Read the records below and copy each line that contains "Threshold".

Dataset listings of figures:
=-=-=

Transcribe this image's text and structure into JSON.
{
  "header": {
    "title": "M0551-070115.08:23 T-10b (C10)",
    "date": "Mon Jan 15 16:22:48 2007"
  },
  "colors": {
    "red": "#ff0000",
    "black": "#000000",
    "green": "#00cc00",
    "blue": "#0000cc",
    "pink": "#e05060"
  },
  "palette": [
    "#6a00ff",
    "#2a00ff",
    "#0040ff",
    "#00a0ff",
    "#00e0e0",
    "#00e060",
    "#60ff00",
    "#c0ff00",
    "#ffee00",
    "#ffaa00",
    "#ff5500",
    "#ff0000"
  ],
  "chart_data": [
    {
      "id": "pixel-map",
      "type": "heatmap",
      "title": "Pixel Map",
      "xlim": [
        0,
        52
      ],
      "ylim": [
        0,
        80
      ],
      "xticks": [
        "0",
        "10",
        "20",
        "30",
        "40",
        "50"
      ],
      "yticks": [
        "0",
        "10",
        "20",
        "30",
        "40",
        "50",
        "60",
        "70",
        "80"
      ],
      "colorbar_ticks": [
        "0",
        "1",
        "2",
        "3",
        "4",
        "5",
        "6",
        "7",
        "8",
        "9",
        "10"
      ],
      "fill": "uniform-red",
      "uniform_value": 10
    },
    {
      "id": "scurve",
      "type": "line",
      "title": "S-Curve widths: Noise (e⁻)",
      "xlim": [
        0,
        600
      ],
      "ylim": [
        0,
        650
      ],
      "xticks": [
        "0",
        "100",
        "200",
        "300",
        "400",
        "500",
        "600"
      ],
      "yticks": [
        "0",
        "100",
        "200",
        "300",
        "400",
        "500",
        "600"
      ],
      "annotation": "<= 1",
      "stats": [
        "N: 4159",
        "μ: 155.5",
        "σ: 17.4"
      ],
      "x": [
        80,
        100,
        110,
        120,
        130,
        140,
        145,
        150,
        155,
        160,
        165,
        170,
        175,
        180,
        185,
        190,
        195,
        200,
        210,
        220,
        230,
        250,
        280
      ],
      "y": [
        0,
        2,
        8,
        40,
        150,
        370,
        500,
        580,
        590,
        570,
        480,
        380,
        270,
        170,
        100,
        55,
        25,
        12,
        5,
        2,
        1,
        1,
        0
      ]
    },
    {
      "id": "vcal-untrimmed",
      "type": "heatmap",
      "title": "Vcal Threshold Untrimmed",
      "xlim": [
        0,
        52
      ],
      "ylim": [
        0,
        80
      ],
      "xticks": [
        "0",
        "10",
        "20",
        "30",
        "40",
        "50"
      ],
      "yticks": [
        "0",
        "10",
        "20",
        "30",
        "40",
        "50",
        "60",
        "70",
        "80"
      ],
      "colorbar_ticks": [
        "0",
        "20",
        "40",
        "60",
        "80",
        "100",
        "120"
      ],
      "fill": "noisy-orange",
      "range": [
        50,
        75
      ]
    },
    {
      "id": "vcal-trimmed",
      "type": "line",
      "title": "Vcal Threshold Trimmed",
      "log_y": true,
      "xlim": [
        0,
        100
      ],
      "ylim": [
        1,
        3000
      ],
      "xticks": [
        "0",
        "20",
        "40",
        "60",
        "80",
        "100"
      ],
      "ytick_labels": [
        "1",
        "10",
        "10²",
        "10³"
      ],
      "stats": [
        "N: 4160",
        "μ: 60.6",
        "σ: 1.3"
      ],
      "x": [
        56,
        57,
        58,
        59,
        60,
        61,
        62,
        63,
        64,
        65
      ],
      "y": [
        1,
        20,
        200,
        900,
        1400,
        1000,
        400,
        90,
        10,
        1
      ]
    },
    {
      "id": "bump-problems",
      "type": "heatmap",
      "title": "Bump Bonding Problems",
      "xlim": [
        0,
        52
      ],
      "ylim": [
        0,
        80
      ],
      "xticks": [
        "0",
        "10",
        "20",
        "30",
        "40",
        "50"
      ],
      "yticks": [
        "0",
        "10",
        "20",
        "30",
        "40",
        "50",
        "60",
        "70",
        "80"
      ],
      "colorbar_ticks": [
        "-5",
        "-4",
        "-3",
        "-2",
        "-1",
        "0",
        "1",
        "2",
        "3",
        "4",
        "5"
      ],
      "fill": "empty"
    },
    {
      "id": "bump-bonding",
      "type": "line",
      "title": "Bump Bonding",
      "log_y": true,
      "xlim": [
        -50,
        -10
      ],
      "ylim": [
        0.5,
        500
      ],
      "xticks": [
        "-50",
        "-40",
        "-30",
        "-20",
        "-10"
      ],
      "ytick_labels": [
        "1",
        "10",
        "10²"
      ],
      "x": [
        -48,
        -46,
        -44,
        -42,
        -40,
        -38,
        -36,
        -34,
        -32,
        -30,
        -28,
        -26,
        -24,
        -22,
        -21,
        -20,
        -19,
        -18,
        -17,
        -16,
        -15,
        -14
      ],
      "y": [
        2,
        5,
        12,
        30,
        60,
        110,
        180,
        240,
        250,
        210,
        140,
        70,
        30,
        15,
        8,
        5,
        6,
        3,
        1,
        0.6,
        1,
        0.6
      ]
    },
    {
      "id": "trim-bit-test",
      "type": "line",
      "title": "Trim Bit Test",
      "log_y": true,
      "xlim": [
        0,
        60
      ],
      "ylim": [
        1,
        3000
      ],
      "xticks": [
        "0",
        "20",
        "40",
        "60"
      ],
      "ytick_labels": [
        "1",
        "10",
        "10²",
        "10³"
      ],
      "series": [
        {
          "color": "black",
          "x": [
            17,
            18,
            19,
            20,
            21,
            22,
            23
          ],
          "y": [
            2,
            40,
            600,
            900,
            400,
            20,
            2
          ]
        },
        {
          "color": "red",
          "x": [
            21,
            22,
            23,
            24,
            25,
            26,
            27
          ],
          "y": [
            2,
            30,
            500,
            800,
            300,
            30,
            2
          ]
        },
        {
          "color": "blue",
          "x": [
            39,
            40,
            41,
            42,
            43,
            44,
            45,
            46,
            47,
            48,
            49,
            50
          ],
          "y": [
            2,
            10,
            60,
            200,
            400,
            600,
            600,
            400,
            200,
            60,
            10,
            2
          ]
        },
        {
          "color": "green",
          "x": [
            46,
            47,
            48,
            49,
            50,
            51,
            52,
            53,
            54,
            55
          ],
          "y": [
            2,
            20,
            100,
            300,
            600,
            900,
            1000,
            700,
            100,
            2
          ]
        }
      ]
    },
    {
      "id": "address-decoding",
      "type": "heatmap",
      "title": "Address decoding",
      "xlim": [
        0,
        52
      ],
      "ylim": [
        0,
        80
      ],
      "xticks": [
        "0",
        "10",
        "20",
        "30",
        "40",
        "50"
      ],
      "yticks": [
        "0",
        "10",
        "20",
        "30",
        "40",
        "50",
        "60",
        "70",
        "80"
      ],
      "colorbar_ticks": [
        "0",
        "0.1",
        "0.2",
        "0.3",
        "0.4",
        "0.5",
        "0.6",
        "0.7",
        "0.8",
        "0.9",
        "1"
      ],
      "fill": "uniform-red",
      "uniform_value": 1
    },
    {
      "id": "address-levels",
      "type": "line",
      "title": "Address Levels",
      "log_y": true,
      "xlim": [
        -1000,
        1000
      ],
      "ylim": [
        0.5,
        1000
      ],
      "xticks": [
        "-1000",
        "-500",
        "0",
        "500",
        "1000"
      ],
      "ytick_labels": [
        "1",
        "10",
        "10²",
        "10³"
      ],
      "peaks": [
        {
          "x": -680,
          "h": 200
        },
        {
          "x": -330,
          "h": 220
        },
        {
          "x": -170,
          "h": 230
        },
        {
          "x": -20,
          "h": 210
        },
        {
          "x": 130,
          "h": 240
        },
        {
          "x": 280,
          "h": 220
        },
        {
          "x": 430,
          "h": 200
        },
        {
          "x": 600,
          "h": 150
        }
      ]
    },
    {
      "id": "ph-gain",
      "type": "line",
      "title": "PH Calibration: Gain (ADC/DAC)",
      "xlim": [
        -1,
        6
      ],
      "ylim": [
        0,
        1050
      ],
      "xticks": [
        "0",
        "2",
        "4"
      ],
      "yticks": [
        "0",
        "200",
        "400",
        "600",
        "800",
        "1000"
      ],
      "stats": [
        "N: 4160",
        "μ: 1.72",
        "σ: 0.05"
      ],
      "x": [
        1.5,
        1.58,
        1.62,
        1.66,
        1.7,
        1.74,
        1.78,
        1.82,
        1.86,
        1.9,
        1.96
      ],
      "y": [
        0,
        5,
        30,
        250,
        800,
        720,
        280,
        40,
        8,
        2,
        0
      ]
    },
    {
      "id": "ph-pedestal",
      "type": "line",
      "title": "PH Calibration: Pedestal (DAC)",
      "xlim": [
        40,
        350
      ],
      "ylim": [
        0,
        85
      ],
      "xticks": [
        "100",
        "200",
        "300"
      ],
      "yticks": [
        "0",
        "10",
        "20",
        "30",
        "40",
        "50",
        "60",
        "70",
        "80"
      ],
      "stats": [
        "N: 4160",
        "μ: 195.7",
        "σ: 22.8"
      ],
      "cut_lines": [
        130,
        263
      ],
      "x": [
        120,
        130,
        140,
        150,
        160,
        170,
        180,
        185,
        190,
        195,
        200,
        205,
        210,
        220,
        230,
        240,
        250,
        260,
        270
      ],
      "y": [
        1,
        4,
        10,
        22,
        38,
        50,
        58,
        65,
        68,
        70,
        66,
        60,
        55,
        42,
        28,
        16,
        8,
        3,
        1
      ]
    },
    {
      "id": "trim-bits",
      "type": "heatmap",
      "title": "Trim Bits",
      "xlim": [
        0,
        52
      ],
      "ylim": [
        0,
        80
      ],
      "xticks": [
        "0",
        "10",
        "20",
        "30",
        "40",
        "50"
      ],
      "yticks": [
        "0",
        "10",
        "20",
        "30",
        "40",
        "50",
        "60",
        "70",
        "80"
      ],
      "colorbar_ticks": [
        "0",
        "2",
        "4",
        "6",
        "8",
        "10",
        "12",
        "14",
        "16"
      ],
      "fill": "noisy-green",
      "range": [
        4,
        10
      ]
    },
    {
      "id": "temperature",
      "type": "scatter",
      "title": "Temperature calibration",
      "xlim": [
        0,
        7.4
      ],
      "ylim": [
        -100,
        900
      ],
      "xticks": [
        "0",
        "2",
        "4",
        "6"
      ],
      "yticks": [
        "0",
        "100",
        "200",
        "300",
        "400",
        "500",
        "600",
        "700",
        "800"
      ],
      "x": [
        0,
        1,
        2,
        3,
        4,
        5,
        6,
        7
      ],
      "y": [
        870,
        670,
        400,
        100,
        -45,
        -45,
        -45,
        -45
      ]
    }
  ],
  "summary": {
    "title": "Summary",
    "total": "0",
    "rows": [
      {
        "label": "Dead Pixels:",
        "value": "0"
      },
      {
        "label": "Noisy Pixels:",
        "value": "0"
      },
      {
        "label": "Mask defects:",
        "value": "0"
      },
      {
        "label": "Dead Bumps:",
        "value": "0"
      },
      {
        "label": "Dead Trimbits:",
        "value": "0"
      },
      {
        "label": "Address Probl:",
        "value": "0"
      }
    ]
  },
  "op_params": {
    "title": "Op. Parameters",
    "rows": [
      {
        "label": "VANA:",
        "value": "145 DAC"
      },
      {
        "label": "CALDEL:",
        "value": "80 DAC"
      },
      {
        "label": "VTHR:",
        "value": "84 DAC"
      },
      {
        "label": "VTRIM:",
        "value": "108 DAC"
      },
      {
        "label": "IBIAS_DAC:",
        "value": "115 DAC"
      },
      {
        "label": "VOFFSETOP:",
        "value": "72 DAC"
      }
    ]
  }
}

=-=-=

## SOLUTION FOR THIS TASK
      "title": "Vcal Threshold Untrimmed",
      "title": "Vcal Threshold Trimmed",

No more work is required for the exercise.